• _Task objective_
Reproduce each of the following entries word for word, without changing a single character.

====== Provided material ======

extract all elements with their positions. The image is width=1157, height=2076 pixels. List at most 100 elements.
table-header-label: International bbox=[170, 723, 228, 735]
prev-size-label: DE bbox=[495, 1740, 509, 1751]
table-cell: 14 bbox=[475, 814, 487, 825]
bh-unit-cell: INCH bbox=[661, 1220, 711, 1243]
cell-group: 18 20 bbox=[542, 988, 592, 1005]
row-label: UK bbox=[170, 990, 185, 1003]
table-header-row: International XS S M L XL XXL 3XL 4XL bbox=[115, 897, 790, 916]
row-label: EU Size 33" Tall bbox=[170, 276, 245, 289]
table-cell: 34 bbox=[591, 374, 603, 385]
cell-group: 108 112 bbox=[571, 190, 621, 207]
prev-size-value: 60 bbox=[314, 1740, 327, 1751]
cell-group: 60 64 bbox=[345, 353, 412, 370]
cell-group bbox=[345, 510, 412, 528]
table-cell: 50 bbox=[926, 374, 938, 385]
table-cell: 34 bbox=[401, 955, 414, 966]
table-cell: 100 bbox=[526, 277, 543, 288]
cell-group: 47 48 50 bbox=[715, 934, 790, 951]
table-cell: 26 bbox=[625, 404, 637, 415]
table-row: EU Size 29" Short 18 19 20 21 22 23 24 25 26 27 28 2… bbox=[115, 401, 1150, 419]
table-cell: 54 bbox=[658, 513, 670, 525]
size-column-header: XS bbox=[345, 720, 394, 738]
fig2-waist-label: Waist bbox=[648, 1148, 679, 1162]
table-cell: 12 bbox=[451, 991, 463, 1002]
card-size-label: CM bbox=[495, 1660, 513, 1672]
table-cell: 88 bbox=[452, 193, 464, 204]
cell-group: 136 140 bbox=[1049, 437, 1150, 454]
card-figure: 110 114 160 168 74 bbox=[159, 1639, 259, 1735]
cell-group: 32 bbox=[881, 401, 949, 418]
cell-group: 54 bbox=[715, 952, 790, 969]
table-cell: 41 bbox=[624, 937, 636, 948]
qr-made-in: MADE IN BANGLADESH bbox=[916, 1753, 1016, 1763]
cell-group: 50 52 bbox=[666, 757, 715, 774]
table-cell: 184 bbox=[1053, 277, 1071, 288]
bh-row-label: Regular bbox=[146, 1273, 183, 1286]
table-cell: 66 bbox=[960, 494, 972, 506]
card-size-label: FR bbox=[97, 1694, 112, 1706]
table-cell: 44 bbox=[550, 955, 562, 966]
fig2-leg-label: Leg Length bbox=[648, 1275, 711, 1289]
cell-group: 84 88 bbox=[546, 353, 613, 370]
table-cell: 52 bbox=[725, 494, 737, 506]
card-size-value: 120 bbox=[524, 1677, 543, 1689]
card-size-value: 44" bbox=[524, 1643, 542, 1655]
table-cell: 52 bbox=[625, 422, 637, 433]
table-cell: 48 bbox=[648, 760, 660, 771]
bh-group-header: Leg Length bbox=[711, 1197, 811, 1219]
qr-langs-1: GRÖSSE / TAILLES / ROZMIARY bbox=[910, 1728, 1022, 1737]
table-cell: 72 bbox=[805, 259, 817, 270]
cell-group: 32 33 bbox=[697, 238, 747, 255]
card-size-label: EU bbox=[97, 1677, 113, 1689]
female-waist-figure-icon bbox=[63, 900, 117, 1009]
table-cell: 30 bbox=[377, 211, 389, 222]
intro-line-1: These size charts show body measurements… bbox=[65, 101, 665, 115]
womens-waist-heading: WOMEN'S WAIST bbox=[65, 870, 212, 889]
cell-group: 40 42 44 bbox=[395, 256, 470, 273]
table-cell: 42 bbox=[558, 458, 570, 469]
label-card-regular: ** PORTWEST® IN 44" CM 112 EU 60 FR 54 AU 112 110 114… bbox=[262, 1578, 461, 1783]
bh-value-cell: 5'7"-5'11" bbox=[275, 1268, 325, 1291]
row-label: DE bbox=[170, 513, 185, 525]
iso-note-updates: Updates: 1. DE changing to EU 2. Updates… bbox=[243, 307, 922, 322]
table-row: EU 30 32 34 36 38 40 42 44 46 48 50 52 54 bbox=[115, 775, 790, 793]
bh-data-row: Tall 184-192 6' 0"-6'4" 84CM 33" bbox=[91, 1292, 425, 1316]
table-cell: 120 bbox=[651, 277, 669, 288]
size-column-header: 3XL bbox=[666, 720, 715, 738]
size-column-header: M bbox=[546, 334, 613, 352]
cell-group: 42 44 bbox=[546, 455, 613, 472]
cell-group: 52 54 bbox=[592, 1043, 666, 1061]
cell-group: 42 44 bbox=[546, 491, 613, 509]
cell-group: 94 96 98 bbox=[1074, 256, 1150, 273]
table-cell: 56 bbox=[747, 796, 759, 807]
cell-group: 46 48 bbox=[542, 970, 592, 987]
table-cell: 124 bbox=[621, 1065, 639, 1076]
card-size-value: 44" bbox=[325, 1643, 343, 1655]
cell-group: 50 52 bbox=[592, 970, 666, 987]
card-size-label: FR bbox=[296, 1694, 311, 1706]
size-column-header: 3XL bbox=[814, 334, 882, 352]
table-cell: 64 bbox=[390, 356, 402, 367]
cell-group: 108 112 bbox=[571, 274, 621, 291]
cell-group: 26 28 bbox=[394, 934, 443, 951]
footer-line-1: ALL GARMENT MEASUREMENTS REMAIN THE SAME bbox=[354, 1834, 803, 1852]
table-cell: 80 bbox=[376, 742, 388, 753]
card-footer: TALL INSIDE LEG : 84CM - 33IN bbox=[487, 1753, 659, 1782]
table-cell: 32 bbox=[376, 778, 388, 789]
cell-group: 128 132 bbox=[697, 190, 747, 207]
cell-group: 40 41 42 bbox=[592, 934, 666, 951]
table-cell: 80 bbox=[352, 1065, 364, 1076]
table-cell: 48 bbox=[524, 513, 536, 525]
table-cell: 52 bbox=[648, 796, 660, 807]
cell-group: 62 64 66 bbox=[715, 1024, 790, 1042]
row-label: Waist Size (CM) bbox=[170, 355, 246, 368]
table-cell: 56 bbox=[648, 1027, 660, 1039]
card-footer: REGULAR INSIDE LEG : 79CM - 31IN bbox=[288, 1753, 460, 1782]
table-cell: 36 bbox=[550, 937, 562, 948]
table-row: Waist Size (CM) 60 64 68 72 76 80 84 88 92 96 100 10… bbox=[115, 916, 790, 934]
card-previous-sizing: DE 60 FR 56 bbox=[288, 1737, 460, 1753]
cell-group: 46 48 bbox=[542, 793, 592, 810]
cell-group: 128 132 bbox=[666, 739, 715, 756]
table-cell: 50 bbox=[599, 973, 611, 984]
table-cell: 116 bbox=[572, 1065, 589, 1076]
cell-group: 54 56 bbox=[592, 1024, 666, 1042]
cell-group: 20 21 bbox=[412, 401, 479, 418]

======

• _Solution_
extract all elements with their positions. The image is width=1157, height=2076 pixels. List at most 100 elements.
table-header-label: International bbox=[170, 723, 228, 735]
prev-size-label: DE bbox=[495, 1740, 509, 1751]
table-cell: 14 bbox=[475, 814, 487, 825]
bh-unit-cell: INCH bbox=[661, 1220, 711, 1243]
cell-group: 18 20 bbox=[542, 988, 592, 1005]
row-label: UK bbox=[170, 990, 185, 1003]
table-header-row: International XS S M L XL XXL 3XL 4XL bbox=[115, 897, 790, 916]
row-label: EU Size 33" Tall bbox=[170, 276, 245, 289]
table-cell: 34 bbox=[591, 374, 603, 385]
cell-group: 108 112 bbox=[571, 190, 621, 207]
prev-size-value: 60 bbox=[314, 1740, 327, 1751]
cell-group: 60 64 bbox=[345, 353, 412, 370]
cell-group bbox=[345, 510, 412, 528]
table-cell: 50 bbox=[926, 374, 938, 385]
table-cell: 34 bbox=[401, 955, 414, 966]
table-cell: 100 bbox=[526, 277, 543, 288]
cell-group: 47 48 50 bbox=[715, 934, 790, 951]
table-cell: 26 bbox=[625, 404, 637, 415]
table-row: EU Size 29" Short 18 19 20 21 22 23 24 25 26 27 28 2… bbox=[115, 401, 1150, 419]
table-cell: 54 bbox=[658, 513, 670, 525]
size-column-header: XS bbox=[345, 720, 394, 738]
fig2-waist-label: Waist bbox=[648, 1148, 679, 1162]
table-cell: 12 bbox=[451, 991, 463, 1002]
card-size-label: CM bbox=[495, 1660, 513, 1672]
table-cell: 88 bbox=[452, 193, 464, 204]
cell-group: 136 140 bbox=[1049, 437, 1150, 454]
card-figure: 110 114 160 168 74 bbox=[159, 1639, 259, 1735]
cell-group: 32 bbox=[881, 401, 949, 418]
cell-group: 54 bbox=[715, 952, 790, 969]
table-cell: 41 bbox=[624, 937, 636, 948]
qr-made-in: MADE IN BANGLADESH bbox=[916, 1753, 1016, 1763]
cell-group: 50 52 bbox=[666, 757, 715, 774]
table-cell: 184 bbox=[1053, 277, 1071, 288]
bh-row-label: Regular bbox=[146, 1273, 183, 1286]
table-cell: 66 bbox=[960, 494, 972, 506]
card-size-label: FR bbox=[97, 1694, 112, 1706]
table-cell: 44 bbox=[550, 955, 562, 966]
fig2-leg-label: Leg Length bbox=[648, 1275, 711, 1289]
cell-group: 84 88 bbox=[546, 353, 613, 370]
table-cell: 52 bbox=[725, 494, 737, 506]
card-size-value: 120 bbox=[524, 1677, 543, 1689]
card-size-value: 44" bbox=[524, 1643, 542, 1655]
table-cell: 52 bbox=[625, 422, 637, 433]
table-cell: 48 bbox=[648, 760, 660, 771]
bh-group-header: Leg Length bbox=[711, 1197, 811, 1219]
qr-langs-1: GRÖSSE / TAILLES / ROZMIARY bbox=[910, 1728, 1022, 1737]
table-cell: 72 bbox=[805, 259, 817, 270]
cell-group: 32 33 bbox=[697, 238, 747, 255]
card-size-label: EU bbox=[97, 1677, 113, 1689]
female-waist-figure-icon bbox=[63, 900, 117, 1009]
table-cell: 30 bbox=[377, 211, 389, 222]
intro-line-1: These size charts show body measurements… bbox=[65, 101, 665, 115]
womens-waist-heading: WOMEN'S WAIST bbox=[65, 870, 212, 889]
cell-group: 40 42 44 bbox=[395, 256, 470, 273]
table-cell: 42 bbox=[558, 458, 570, 469]
label-card-regular: ** PORTWEST® IN 44" CM 112 EU 60 FR 54 AU 112 110 114… bbox=[262, 1578, 461, 1783]
bh-value-cell: 5'7"-5'11" bbox=[275, 1268, 325, 1291]
row-label: DE bbox=[170, 513, 185, 525]
iso-note-updates: Updates: 1. DE changing to EU 2. Updates… bbox=[243, 307, 922, 322]
table-row: EU 30 32 34 36 38 40 42 44 46 48 50 52 54 bbox=[115, 775, 790, 793]
bh-data-row: Tall 184-192 6' 0"-6'4" 84CM 33" bbox=[91, 1292, 425, 1316]
table-cell: 120 bbox=[651, 277, 669, 288]
size-column-header: 3XL bbox=[666, 720, 715, 738]
size-column-header: M bbox=[546, 334, 613, 352]
cell-group: 42 44 bbox=[546, 455, 613, 472]
cell-group: 52 54 bbox=[592, 1043, 666, 1061]
cell-group: 42 44 bbox=[546, 491, 613, 509]
cell-group: 94 96 98 bbox=[1074, 256, 1150, 273]
table-cell: 56 bbox=[747, 796, 759, 807]
cell-group: 46 48 bbox=[542, 970, 592, 987]
table-cell: 124 bbox=[621, 1065, 639, 1076]
card-size-value: 44" bbox=[325, 1643, 343, 1655]
cell-group: 50 52 bbox=[592, 970, 666, 987]
card-size-label: FR bbox=[296, 1694, 311, 1706]
size-column-header: 3XL bbox=[814, 334, 882, 352]
table-cell: 64 bbox=[390, 356, 402, 367]
cell-group: 108 112 bbox=[571, 274, 621, 291]
cell-group: 26 28 bbox=[394, 934, 443, 951]
footer-line-1: ALL GARMENT MEASUREMENTS REMAIN THE SAME bbox=[354, 1834, 803, 1852]
table-cell: 80 bbox=[376, 742, 388, 753]
card-footer: TALL INSIDE LEG : 84CM - 33IN bbox=[487, 1753, 659, 1782]
table-cell: 32 bbox=[376, 778, 388, 789]
cell-group: 128 132 bbox=[697, 190, 747, 207]
cell-group: 40 41 42 bbox=[592, 934, 666, 951]
table-cell: 80 bbox=[352, 1065, 364, 1076]
table-cell: 48 bbox=[524, 513, 536, 525]
table-cell: 52 bbox=[648, 796, 660, 807]
cell-group: 62 64 66 bbox=[715, 1024, 790, 1042]
row-label: Waist Size (CM) bbox=[170, 355, 246, 368]
table-cell: 56 bbox=[648, 1027, 660, 1039]
card-footer: REGULAR INSIDE LEG : 79CM - 31IN bbox=[288, 1753, 460, 1782]
table-cell: 36 bbox=[550, 937, 562, 948]
table-row: Waist Size (CM) 60 64 68 72 76 80 84 88 92 96 100 10… bbox=[115, 916, 790, 934]
card-previous-sizing: DE 60 FR 56 bbox=[288, 1737, 460, 1753]
cell-group: 46 48 bbox=[542, 793, 592, 810]
cell-group: 128 132 bbox=[666, 739, 715, 756]
table-cell: 50 bbox=[599, 973, 611, 984]
table-cell: 116 bbox=[572, 1065, 589, 1076]
cell-group: 54 56 bbox=[592, 1024, 666, 1042]
cell-group: 20 21 bbox=[412, 401, 479, 418]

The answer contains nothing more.